◆ GIVEN RECORDS:
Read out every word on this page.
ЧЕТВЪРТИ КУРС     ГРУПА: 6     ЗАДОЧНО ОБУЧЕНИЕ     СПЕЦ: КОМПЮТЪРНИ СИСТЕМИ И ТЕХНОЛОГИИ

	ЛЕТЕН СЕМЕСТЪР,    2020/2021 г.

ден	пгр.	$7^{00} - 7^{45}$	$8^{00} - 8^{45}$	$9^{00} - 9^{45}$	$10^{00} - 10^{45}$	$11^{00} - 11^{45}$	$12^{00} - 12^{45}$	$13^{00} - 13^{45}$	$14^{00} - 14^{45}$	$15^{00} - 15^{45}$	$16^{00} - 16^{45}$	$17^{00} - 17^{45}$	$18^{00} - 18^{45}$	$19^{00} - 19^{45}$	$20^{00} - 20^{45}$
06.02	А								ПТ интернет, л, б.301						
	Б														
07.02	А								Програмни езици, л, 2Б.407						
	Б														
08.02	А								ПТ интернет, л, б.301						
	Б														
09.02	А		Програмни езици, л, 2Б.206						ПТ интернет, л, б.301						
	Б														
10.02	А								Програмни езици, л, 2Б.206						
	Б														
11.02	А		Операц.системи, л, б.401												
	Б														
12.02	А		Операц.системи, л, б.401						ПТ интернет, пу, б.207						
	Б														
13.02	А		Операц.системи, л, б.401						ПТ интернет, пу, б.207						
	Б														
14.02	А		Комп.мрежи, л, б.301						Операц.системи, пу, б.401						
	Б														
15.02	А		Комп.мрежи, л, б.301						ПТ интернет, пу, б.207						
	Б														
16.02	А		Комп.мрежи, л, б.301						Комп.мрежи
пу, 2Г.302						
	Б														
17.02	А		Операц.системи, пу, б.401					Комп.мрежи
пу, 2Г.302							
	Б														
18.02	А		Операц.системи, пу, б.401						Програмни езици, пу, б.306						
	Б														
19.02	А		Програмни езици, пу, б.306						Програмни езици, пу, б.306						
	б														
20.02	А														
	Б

◆ REQUIREMENT:
Find the lines holding "Програмни" and list every one.

◆ COMPLETED EXERCISE:
07.02	А								Програмни езици, л, 2Б.407						
09.02	А		Програмни езици, л, 2Б.206						ПТ интернет, л, б.301						
10.02	А								Програмни езици, л, 2Б.206						
18.02	А		Операц.системи, пу, б.401						Програмни езици, пу, б.306						
19.02	А		Програмни езици, пу, б.306						Програмни езици, пу, б.306						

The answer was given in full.